------ Supplied material

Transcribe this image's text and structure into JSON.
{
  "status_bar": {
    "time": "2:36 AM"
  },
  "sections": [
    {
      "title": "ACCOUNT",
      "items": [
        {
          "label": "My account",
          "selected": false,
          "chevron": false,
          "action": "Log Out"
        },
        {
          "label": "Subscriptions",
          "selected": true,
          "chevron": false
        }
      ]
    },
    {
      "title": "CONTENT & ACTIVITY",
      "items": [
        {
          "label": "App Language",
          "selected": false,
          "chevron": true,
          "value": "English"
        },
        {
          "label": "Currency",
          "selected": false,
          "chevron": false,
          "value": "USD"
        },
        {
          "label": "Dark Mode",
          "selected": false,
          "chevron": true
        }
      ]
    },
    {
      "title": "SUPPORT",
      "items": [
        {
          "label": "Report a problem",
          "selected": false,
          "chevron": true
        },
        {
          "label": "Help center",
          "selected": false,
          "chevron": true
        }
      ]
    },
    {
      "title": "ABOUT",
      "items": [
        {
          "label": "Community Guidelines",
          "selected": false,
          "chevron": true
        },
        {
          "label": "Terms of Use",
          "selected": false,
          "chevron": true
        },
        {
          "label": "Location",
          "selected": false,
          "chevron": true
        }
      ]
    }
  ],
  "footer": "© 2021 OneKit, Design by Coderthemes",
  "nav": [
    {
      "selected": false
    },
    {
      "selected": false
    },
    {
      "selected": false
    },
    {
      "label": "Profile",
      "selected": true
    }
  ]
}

------------

**Task description:** Write all of the records out again exactly.

**Response for this exercise:**
Transcribe this image's text and structure into JSON.
{
  "status_bar": {
    "time": "2:36 AM"
  },
  "sections": [
    {
      "title": "ACCOUNT",
      "items": [
        {
          "label": "My account",
          "selected": false,
          "chevron": false,
          "action": "Log Out"
        },
        {
          "label": "Subscriptions",
          "selected": true,
          "chevron": false
        }
      ]
    },
    {
      "title": "CONTENT & ACTIVITY",
      "items": [
        {
          "label": "App Language",
          "selected": false,
          "chevron": true,
          "value": "English"
        },
        {
          "label": "Currency",
          "selected": false,
          "chevron": false,
          "value": "USD"
        },
        {
          "label": "Dark Mode",
          "selected": false,
          "chevron": true
        }
      ]
    },
    {
      "title": "SUPPORT",
      "items": [
        {
          "label": "Report a problem",
          "selected": false,
          "chevron": true
        },
        {
          "label": "Help center",
          "selected": false,
          "chevron": true
        }
      ]
    },
    {
      "title": "ABOUT",
      "items": [
        {
          "label": "Community Guidelines",
          "selected": false,
          "chevron": true
        },
        {
          "label": "Terms of Use",
          "selected": false,
          "chevron": true
        },
        {
          "label": "Location",
          "selected": false,
          "chevron": true
        }
      ]
    }
  ],
  "footer": "© 2021 OneKit, Design by Coderthemes",
  "nav": [
    {
      "selected": false
    },
    {
      "selected": false
    },
    {
      "selected": false
    },
    {
      "label": "Profile",
      "selected": true
    }
  ]
}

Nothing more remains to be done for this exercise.